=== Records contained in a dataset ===
/---

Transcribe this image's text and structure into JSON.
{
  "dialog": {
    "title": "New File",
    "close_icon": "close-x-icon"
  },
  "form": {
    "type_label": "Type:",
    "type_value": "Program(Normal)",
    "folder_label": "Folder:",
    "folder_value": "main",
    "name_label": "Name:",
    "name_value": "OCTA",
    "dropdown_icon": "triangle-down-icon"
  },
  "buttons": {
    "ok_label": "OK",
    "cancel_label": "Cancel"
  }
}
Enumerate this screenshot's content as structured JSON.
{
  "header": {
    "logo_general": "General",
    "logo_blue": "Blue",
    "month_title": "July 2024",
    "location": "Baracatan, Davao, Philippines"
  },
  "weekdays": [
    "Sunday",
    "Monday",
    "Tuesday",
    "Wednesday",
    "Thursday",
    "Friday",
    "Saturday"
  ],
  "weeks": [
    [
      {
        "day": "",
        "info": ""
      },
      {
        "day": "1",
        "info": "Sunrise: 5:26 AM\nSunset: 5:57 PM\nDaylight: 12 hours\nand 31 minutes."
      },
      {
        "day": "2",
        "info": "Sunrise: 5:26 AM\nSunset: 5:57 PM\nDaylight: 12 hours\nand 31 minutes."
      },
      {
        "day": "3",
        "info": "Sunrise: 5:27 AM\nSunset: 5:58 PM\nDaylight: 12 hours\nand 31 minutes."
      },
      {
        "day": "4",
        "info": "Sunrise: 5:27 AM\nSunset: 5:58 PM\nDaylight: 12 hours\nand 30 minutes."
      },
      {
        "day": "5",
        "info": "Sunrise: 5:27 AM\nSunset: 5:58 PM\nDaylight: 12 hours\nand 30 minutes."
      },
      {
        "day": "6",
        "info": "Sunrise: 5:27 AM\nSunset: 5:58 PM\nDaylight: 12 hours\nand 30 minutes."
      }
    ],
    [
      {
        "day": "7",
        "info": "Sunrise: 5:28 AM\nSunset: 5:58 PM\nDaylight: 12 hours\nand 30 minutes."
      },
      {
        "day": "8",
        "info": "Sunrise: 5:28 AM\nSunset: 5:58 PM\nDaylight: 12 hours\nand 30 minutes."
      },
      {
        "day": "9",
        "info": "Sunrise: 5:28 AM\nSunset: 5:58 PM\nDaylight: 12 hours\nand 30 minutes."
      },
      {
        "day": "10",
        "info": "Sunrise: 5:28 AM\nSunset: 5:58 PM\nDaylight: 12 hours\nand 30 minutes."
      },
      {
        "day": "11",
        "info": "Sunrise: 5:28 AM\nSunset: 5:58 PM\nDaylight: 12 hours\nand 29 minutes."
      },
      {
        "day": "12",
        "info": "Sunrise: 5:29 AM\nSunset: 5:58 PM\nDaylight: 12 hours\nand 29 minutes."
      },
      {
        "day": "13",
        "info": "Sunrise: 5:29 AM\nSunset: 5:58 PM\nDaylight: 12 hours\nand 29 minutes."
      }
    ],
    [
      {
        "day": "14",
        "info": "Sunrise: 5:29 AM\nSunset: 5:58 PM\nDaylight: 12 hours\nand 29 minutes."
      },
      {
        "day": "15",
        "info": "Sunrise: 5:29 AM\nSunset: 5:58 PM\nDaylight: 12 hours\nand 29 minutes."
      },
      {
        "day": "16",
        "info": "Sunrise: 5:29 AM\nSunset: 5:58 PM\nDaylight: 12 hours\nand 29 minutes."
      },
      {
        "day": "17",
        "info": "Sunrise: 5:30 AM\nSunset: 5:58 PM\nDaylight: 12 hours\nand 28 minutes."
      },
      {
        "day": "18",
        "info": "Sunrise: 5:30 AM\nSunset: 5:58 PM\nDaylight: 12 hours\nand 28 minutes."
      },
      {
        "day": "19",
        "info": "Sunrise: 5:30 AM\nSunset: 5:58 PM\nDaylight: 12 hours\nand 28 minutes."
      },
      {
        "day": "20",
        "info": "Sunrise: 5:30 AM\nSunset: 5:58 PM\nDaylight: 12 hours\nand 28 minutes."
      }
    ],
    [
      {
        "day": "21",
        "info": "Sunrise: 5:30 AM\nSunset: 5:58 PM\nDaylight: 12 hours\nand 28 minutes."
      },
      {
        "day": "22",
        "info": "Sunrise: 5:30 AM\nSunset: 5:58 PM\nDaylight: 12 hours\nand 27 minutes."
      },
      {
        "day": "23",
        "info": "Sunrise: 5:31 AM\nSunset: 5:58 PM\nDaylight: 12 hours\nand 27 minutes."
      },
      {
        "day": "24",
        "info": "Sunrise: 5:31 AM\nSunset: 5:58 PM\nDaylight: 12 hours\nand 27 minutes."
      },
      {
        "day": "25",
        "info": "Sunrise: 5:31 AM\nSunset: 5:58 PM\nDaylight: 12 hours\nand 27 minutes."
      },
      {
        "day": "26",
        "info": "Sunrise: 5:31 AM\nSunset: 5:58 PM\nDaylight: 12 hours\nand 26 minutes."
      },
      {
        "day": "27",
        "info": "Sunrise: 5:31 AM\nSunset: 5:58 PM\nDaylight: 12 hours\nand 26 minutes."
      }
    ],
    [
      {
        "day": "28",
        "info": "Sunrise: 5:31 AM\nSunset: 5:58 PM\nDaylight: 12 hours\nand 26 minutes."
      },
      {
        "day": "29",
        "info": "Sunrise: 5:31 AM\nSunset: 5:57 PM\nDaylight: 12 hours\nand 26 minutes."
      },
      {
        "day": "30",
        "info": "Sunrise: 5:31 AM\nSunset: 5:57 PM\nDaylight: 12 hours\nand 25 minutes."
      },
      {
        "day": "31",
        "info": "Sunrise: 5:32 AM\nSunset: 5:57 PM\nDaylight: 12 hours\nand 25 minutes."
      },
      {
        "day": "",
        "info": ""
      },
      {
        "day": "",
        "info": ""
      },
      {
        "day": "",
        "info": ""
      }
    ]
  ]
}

\---

=== BRIEF ===
Extract the entries above verbatim.

=== OUTPUT OF THE TASK ===
Transcribe this image's text and structure into JSON.
{
  "dialog": {
    "title": "New File",
    "close_icon": "close-x-icon"
  },
  "form": {
    "type_label": "Type:",
    "type_value": "Program(Normal)",
    "folder_label": "Folder:",
    "folder_value": "main",
    "name_label": "Name:",
    "name_value": "OCTA",
    "dropdown_icon": "triangle-down-icon"
  },
  "buttons": {
    "ok_label": "OK",
    "cancel_label": "Cancel"
  }
}
Enumerate this screenshot's content as structured JSON.
{
  "header": {
    "logo_general": "General",
    "logo_blue": "Blue",
    "month_title": "July 2024",
    "location": "Baracatan, Davao, Philippines"
  },
  "weekdays": [
    "Sunday",
    "Monday",
    "Tuesday",
    "Wednesday",
    "Thursday",
    "Friday",
    "Saturday"
  ],
  "weeks": [
    [
      {
        "day": "",
        "info": ""
      },
      {
        "day": "1",
        "info": "Sunrise: 5:26 AM\nSunset: 5:57 PM\nDaylight: 12 hours\nand 31 minutes."
      },
      {
        "day": "2",
        "info": "Sunrise: 5:26 AM\nSunset: 5:57 PM\nDaylight: 12 hours\nand 31 minutes."
      },
      {
        "day": "3",
        "info": "Sunrise: 5:27 AM\nSunset: 5:58 PM\nDaylight: 12 hours\nand 31 minutes."
      },
      {
        "day": "4",
        "info": "Sunrise: 5:27 AM\nSunset: 5:58 PM\nDaylight: 12 hours\nand 30 minutes."
      },
      {
        "day": "5",
        "info": "Sunrise: 5:27 AM\nSunset: 5:58 PM\nDaylight: 12 hours\nand 30 minutes."
      },
      {
        "day": "6",
        "info": "Sunrise: 5:27 AM\nSunset: 5:58 PM\nDaylight: 12 hours\nand 30 minutes."
      }
    ],
    [
      {
        "day": "7",
        "info": "Sunrise: 5:28 AM\nSunset: 5:58 PM\nDaylight: 12 hours\nand 30 minutes."
      },
      {
        "day": "8",
        "info": "Sunrise: 5:28 AM\nSunset: 5:58 PM\nDaylight: 12 hours\nand 30 minutes."
      },
      {
        "day": "9",
        "info": "Sunrise: 5:28 AM\nSunset: 5:58 PM\nDaylight: 12 hours\nand 30 minutes."
      },
      {
        "day": "10",
        "info": "Sunrise: 5:28 AM\nSunset: 5:58 PM\nDaylight: 12 hours\nand 30 minutes."
      },
      {
        "day": "11",
        "info": "Sunrise: 5:28 AM\nSunset: 5:58 PM\nDaylight: 12 hours\nand 29 minutes."
      },
      {
        "day": "12",
        "info": "Sunrise: 5:29 AM\nSunset: 5:58 PM\nDaylight: 12 hours\nand 29 minutes."
      },
      {
        "day": "13",
        "info": "Sunrise: 5:29 AM\nSunset: 5:58 PM\nDaylight: 12 hours\nand 29 minutes."
      }
    ],
    [
      {
        "day": "14",
        "info": "Sunrise: 5:29 AM\nSunset: 5:58 PM\nDaylight: 12 hours\nand 29 minutes."
      },
      {
        "day": "15",
        "info": "Sunrise: 5:29 AM\nSunset: 5:58 PM\nDaylight: 12 hours\nand 29 minutes."
      },
      {
        "day": "16",
        "info": "Sunrise: 5:29 AM\nSunset: 5:58 PM\nDaylight: 12 hours\nand 29 minutes."
      },
      {
        "day": "17",
        "info": "Sunrise: 5:30 AM\nSunset: 5:58 PM\nDaylight: 12 hours\nand 28 minutes."
      },
      {
        "day": "18",
        "info": "Sunrise: 5:30 AM\nSunset: 5:58 PM\nDaylight: 12 hours\nand 28 minutes."
      },
      {
        "day": "19",
        "info": "Sunrise: 5:30 AM\nSunset: 5:58 PM\nDaylight: 12 hours\nand 28 minutes."
      },
      {
        "day": "20",
        "info": "Sunrise: 5:30 AM\nSunset: 5:58 PM\nDaylight: 12 hours\nand 28 minutes."
      }
    ],
    [
      {
        "day": "21",
        "info": "Sunrise: 5:30 AM\nSunset: 5:58 PM\nDaylight: 12 hours\nand 28 minutes."
      },
      {
        "day": "22",
        "info": "Sunrise: 5:30 AM\nSunset: 5:58 PM\nDaylight: 12 hours\nand 27 minutes."
      },
      {
        "day": "23",
        "info": "Sunrise: 5:31 AM\nSunset: 5:58 PM\nDaylight: 12 hours\nand 27 minutes."
      },
      {
        "day": "24",
        "info": "Sunrise: 5:31 AM\nSunset: 5:58 PM\nDaylight: 12 hours\nand 27 minutes."
      },
      {
        "day": "25",
        "info": "Sunrise: 5:31 AM\nSunset: 5:58 PM\nDaylight: 12 hours\nand 27 minutes."
      },
      {
        "day": "26",
        "info": "Sunrise: 5:31 AM\nSunset: 5:58 PM\nDaylight: 12 hours\nand 26 minutes."
      },
      {
        "day": "27",
        "info": "Sunrise: 5:31 AM\nSunset: 5:58 PM\nDaylight: 12 hours\nand 26 minutes."
      }
    ],
    [
      {
        "day": "28",
        "info": "Sunrise: 5:31 AM\nSunset: 5:58 PM\nDaylight: 12 hours\nand 26 minutes."
      },
      {
        "day": "29",
        "info": "Sunrise: 5:31 AM\nSunset: 5:57 PM\nDaylight: 12 hours\nand 26 minutes."
      },
      {
        "day": "30",
        "info": "Sunrise: 5:31 AM\nSunset: 5:57 PM\nDaylight: 12 hours\nand 25 minutes."
      },
      {
        "day": "31",
        "info": "Sunrise: 5:32 AM\nSunset: 5:57 PM\nDaylight: 12 hours\nand 25 minutes."
      },
      {
        "day": "",
        "info": ""
      },
      {
        "day": "",
        "info": ""
      },
      {
        "day": "",
        "info": ""
      }
    ]
  ]
}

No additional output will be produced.